_Work required_: Go through the listing below and gather every line with the word "ولكن".

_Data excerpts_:
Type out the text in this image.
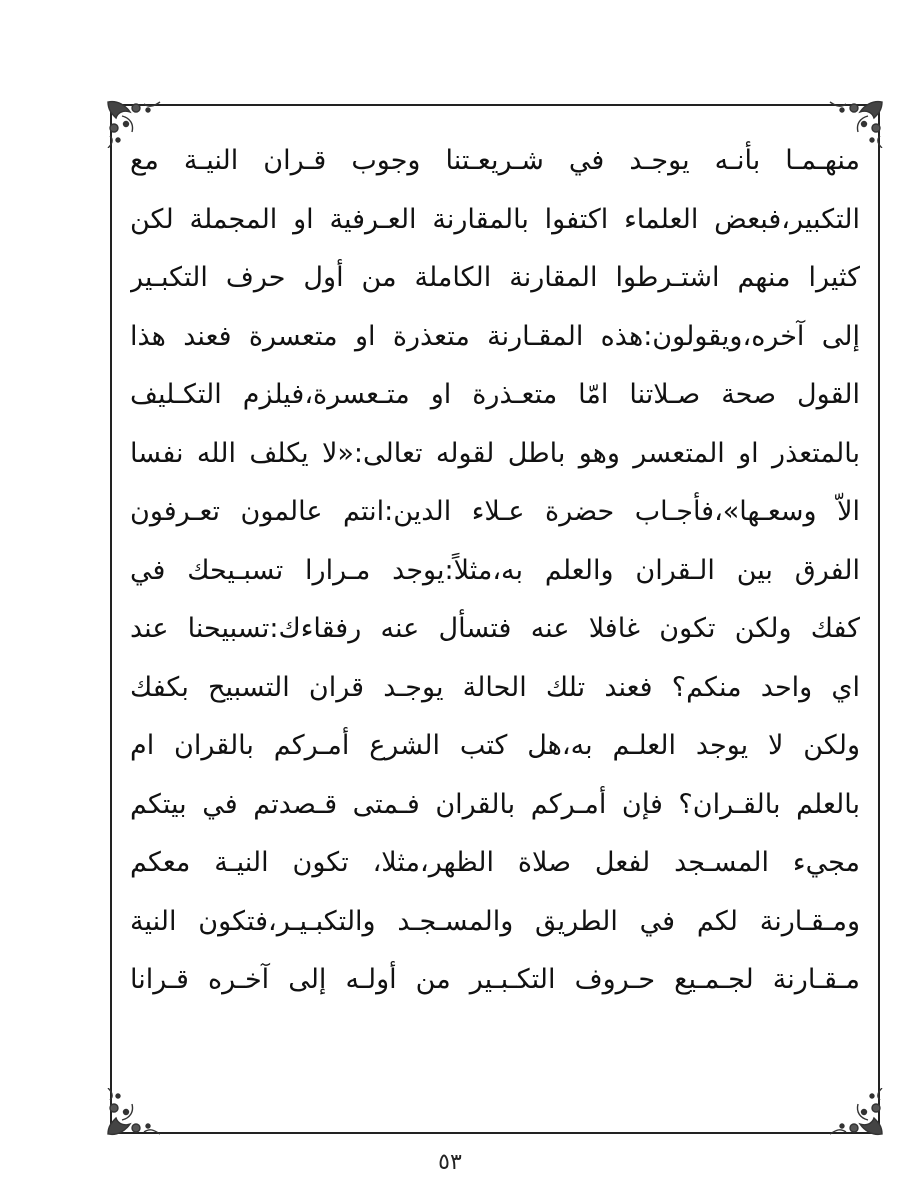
منهـمـا بأنـه يوجـد في شـريعـتنا وجوب قـران النيـة مع
التكبير،فبعض العلماء اكتفوا بالمقارنة العـرفية او المجملة لكن
كثيرا منهم اشتـرطوا المقارنة الكاملة من أول حرف التكبـير
إلى آخره،ويقولون:هذه المقـارنة متعذرة او متعسرة فعند هذا
القول صحة صـلاتنا امّا متعـذرة او متـعسرة،فيلزم التكـليف
بالمتعذر او المتعسر وهو باطل لقوله تعالى:«لا يكلف الله نفسا
الاّ وسعـها»،فأجـاب حضرة عـلاء الدين:انتم عالمون تعـرفون
الفرق بين الـقران والعلم به،مثلاً:يوجد مـرارا تسبـيحك في
كفك ولكن تكون غافلا عنه فتسأل عنه رفقاءك:تسبيحنا عند
اي واحد منكم؟ فعند تلك الحالة يوجـد قران التسبيح بكفك
ولكن لا يوجد العلـم به،هل كتب الشرع أمـركم بالقران ام
بالعلم بالقـران؟ فإن أمـركم بالقران فـمتى قـصدتم في بيتكم
مجيء المسـجد لفعل صلاة الظهر،مثلا، تكون النيـة معكم
ومـقـارنة لكم في الطريق والمسـجـد والتكبـيـر،فتكون النية
مـقـارنة لجـمـيع حـروف التكـبـير من أولـه إلى آخـره قـرانا
٥٣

_Exercise answer_:
كفك ولكن تكون غافلا عنه فتسأل عنه رفقاءك:تسبيحنا عند
ولكن لا يوجد العلـم به،هل كتب الشرع أمـركم بالقران ام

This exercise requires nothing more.